__Exercise objective__
Extract the lines that hold the string "content".

Records from a data source
□ □ □

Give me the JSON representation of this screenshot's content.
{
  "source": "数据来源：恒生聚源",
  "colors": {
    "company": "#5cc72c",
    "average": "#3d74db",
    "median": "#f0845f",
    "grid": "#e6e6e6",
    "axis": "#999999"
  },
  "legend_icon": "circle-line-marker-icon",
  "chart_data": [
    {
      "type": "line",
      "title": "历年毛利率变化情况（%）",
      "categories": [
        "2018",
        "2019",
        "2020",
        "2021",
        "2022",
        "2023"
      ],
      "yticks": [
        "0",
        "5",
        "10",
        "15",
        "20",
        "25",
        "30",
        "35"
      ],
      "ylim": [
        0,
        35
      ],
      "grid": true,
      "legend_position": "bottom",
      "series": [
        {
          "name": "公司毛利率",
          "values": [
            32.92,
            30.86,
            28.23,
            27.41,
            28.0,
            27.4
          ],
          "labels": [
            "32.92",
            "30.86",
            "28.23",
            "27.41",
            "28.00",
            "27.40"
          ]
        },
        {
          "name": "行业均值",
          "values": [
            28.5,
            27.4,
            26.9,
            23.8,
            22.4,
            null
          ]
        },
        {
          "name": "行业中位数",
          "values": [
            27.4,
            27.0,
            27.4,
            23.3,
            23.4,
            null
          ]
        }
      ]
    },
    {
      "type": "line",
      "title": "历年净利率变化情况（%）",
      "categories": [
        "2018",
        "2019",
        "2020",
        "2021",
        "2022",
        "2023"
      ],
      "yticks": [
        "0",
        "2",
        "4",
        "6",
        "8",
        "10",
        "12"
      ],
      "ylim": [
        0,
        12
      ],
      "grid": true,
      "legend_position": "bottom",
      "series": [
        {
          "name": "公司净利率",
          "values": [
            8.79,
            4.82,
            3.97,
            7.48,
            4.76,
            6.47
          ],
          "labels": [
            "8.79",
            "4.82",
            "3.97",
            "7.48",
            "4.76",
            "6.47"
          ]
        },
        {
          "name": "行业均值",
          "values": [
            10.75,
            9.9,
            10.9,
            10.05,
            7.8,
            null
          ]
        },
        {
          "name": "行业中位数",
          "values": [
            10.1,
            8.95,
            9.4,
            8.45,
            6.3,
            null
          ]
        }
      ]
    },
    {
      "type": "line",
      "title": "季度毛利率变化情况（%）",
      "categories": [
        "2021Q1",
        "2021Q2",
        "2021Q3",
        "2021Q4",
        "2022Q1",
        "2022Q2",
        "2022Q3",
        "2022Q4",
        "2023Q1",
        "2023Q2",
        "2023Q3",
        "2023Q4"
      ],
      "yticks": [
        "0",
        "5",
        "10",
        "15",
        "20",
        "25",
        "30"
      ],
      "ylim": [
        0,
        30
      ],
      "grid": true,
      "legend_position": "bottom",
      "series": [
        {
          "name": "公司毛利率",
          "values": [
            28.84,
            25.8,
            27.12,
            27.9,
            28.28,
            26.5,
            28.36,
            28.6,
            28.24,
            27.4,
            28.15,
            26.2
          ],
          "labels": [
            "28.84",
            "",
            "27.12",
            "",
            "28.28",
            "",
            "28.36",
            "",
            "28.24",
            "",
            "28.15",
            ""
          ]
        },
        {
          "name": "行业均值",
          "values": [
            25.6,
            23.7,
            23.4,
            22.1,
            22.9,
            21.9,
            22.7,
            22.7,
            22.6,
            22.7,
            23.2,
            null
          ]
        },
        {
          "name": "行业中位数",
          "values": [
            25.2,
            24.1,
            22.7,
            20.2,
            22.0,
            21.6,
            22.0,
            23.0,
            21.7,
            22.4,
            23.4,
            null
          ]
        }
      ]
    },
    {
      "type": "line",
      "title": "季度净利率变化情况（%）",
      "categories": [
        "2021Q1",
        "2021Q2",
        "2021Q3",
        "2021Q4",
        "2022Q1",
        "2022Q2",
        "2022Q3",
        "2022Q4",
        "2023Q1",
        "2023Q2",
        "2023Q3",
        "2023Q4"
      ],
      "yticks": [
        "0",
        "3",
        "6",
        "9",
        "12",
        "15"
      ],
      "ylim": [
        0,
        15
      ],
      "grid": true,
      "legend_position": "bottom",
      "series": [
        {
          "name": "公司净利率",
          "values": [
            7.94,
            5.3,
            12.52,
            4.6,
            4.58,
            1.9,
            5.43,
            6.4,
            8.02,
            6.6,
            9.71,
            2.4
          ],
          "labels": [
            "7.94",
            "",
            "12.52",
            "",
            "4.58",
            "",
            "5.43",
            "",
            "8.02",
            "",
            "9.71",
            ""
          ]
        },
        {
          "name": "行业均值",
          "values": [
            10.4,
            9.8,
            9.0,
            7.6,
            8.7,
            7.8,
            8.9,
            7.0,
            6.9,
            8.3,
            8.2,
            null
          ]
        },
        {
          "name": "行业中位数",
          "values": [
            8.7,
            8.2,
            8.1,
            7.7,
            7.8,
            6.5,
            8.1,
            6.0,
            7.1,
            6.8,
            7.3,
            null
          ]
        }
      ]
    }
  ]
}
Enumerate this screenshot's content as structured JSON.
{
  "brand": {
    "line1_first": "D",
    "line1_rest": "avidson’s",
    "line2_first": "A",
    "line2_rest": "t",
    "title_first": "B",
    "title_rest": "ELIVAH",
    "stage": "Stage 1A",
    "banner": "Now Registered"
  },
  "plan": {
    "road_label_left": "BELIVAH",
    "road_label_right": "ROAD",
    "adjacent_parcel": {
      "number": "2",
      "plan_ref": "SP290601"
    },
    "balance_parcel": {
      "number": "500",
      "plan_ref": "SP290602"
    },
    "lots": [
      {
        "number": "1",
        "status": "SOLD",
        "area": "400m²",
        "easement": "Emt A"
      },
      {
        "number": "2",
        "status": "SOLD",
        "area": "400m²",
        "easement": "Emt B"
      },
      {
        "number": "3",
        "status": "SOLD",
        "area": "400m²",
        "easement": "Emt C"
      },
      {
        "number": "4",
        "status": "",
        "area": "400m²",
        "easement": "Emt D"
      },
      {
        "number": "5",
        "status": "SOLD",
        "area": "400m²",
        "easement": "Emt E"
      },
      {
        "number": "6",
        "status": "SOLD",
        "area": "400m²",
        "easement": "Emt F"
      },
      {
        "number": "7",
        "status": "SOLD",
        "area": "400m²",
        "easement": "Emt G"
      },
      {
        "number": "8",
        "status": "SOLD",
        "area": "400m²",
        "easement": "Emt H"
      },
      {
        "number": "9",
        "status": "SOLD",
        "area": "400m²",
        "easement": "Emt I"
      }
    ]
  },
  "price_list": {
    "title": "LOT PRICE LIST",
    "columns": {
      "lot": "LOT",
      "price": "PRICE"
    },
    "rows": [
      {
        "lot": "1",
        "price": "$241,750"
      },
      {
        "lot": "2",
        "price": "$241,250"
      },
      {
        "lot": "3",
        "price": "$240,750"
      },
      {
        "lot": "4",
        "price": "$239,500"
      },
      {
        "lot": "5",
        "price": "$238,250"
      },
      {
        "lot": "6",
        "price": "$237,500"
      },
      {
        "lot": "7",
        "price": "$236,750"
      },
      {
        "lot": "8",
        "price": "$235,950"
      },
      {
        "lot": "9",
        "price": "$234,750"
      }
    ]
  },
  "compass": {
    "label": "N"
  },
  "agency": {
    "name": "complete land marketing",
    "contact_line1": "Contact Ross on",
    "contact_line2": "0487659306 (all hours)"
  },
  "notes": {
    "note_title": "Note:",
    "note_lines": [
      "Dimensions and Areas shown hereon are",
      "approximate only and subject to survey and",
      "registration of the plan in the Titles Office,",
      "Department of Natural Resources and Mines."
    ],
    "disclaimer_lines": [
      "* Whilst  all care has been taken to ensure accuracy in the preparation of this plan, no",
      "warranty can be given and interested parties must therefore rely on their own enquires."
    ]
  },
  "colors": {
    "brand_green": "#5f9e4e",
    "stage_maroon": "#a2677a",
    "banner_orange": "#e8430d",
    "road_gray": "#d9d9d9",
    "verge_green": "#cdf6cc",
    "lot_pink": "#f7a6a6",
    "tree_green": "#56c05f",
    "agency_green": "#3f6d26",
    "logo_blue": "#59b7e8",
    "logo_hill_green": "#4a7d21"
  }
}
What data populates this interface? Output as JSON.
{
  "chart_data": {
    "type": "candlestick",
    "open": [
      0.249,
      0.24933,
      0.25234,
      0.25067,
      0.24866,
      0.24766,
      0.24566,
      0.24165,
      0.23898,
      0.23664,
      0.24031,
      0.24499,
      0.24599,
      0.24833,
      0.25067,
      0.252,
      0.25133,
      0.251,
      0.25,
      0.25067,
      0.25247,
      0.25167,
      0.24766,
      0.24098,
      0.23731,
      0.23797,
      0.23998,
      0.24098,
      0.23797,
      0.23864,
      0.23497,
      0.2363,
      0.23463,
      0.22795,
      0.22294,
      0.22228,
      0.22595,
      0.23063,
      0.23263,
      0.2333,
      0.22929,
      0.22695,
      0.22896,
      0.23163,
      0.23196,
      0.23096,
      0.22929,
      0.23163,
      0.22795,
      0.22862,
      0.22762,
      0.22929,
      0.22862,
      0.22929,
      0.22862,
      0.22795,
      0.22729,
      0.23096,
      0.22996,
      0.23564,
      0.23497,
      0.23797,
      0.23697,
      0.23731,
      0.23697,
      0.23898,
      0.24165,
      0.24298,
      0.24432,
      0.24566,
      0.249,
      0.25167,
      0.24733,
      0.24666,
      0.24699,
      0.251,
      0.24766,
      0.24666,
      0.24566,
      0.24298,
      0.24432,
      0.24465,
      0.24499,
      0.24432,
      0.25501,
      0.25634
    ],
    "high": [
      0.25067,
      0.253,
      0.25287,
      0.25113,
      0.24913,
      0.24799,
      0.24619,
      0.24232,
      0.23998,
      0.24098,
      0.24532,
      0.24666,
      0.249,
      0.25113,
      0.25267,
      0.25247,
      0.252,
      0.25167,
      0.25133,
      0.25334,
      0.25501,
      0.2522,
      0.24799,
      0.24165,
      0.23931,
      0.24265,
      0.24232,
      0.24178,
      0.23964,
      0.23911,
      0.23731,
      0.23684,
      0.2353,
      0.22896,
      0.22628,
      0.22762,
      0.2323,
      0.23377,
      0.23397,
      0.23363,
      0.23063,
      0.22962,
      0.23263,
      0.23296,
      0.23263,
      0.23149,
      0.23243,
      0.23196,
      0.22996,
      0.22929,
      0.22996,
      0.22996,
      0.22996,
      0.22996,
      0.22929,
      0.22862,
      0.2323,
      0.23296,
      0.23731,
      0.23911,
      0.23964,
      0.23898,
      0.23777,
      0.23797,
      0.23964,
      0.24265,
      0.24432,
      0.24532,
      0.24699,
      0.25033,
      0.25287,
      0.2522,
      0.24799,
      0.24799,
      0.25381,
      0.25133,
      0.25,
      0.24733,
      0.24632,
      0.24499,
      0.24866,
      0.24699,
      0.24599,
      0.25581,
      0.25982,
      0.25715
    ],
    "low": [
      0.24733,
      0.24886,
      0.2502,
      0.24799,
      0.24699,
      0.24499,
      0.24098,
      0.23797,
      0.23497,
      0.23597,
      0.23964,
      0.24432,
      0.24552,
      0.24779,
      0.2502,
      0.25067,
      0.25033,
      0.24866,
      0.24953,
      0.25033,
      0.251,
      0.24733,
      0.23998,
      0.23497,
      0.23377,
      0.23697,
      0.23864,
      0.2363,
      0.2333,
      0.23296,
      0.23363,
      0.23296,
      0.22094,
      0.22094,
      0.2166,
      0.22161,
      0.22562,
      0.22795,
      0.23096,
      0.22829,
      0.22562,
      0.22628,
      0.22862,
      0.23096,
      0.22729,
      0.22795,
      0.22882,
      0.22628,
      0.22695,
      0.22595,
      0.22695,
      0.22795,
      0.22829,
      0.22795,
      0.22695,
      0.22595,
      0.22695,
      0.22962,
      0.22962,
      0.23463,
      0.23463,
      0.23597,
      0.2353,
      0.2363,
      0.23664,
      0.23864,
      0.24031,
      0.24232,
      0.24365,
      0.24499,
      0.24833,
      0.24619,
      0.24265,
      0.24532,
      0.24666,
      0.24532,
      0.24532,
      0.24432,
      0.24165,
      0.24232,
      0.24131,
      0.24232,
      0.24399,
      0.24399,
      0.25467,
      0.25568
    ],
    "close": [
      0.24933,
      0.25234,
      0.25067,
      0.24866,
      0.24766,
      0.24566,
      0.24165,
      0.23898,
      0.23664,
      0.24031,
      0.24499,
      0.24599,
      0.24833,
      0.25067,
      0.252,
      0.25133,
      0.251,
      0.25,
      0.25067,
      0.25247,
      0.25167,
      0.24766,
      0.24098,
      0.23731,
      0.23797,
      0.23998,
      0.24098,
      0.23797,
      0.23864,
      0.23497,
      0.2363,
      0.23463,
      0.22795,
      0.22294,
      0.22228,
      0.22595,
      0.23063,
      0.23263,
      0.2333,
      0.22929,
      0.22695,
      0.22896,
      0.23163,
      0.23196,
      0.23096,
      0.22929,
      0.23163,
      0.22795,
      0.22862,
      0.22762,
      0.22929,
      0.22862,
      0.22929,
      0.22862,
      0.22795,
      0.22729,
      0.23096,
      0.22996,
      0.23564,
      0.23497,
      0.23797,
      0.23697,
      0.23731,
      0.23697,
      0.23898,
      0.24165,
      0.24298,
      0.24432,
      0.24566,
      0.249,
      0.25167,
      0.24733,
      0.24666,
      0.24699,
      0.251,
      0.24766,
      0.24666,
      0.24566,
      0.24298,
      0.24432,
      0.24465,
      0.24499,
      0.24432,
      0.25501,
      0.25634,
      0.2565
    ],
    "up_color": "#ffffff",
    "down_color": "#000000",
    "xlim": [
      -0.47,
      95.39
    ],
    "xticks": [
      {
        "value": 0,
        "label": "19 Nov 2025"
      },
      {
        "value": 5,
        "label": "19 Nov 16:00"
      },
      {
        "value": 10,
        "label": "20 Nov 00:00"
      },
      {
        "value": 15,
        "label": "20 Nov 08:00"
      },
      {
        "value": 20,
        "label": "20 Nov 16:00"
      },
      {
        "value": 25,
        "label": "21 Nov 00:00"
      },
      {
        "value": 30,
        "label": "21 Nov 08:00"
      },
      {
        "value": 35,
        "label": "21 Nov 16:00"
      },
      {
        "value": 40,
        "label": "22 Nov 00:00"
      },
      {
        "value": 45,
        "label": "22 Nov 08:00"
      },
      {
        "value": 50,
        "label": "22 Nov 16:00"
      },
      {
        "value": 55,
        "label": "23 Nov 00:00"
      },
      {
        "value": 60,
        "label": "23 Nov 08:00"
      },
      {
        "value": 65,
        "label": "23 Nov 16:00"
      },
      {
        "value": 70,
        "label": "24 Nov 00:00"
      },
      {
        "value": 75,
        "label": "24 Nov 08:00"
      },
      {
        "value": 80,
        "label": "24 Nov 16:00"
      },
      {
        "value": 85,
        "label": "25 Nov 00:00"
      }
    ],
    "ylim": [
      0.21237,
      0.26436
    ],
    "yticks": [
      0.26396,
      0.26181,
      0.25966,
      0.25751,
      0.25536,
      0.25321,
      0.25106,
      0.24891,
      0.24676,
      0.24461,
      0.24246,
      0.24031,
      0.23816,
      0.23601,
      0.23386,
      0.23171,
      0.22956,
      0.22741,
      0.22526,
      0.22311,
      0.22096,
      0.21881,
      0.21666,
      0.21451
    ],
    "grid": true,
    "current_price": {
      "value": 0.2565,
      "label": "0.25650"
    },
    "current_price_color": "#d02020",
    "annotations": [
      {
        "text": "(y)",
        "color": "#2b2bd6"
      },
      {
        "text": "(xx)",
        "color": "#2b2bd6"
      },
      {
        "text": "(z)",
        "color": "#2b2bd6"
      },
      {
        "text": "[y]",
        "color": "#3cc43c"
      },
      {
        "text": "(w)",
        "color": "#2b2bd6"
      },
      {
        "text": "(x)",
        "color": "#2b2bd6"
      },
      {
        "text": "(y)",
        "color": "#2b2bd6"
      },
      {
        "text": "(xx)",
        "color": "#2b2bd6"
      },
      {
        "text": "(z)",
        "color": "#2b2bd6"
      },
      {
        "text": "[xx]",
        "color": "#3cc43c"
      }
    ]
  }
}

□ □ □

__Response to the exercise__
Give me the JSON representation of this screenshot's content.
Enumerate this screenshot's content as structured JSON.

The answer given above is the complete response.